GOAL: Every entry that follows needs to be repeated exactly.

(Lines of data)

▼

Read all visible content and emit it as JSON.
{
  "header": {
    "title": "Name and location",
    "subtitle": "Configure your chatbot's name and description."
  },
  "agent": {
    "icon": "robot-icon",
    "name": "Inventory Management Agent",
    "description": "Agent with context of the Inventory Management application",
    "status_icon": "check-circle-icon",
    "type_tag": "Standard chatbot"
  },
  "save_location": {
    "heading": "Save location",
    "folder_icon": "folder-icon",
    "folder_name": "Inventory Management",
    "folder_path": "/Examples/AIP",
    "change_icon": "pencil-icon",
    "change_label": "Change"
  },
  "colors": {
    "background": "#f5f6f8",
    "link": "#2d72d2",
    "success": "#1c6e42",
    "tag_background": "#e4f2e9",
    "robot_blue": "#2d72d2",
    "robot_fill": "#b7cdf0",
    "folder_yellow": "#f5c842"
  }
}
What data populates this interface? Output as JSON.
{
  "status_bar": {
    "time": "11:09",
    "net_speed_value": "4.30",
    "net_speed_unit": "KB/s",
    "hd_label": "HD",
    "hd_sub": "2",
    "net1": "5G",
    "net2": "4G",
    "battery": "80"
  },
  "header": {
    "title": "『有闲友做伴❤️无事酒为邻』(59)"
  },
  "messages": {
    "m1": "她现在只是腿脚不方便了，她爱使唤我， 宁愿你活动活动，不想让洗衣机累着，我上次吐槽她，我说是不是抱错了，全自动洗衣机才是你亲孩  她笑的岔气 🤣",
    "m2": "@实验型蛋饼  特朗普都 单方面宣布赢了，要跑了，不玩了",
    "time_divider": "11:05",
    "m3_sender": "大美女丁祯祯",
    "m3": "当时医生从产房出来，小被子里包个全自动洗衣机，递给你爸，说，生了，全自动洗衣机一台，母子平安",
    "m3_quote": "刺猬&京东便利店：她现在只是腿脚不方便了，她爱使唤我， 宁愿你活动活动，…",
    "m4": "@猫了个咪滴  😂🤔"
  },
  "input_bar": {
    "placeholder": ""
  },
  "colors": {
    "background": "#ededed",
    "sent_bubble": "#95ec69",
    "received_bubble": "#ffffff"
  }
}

▲

ANSWER TO THE PROBLEM:
Read all visible content and emit it as JSON.
{
  "header": {
    "title": "Name and location",
    "subtitle": "Configure your chatbot's name and description."
  },
  "agent": {
    "icon": "robot-icon",
    "name": "Inventory Management Agent",
    "description": "Agent with context of the Inventory Management application",
    "status_icon": "check-circle-icon",
    "type_tag": "Standard chatbot"
  },
  "save_location": {
    "heading": "Save location",
    "folder_icon": "folder-icon",
    "folder_name": "Inventory Management",
    "folder_path": "/Examples/AIP",
    "change_icon": "pencil-icon",
    "change_label": "Change"
  },
  "colors": {
    "background": "#f5f6f8",
    "link": "#2d72d2",
    "success": "#1c6e42",
    "tag_background": "#e4f2e9",
    "robot_blue": "#2d72d2",
    "robot_fill": "#b7cdf0",
    "folder_yellow": "#f5c842"
  }
}
What data populates this interface? Output as JSON.
{
  "status_bar": {
    "time": "11:09",
    "net_speed_value": "4.30",
    "net_speed_unit": "KB/s",
    "hd_label": "HD",
    "hd_sub": "2",
    "net1": "5G",
    "net2": "4G",
    "battery": "80"
  },
  "header": {
    "title": "『有闲友做伴❤️无事酒为邻』(59)"
  },
  "messages": {
    "m1": "她现在只是腿脚不方便了，她爱使唤我， 宁愿你活动活动，不想让洗衣机累着，我上次吐槽她，我说是不是抱错了，全自动洗衣机才是你亲孩  她笑的岔气 🤣",
    "m2": "@实验型蛋饼  特朗普都 单方面宣布赢了，要跑了，不玩了",
    "time_divider": "11:05",
    "m3_sender": "大美女丁祯祯",
    "m3": "当时医生从产房出来，小被子里包个全自动洗衣机，递给你爸，说，生了，全自动洗衣机一台，母子平安",
    "m3_quote": "刺猬&京东便利店：她现在只是腿脚不方便了，她爱使唤我， 宁愿你活动活动，…",
    "m4": "@猫了个咪滴  😂🤔"
  },
  "input_bar": {
    "placeholder": ""
  },
  "colors": {
    "background": "#ededed",
    "sent_bubble": "#95ec69",
    "received_bubble": "#ffffff"
  }
}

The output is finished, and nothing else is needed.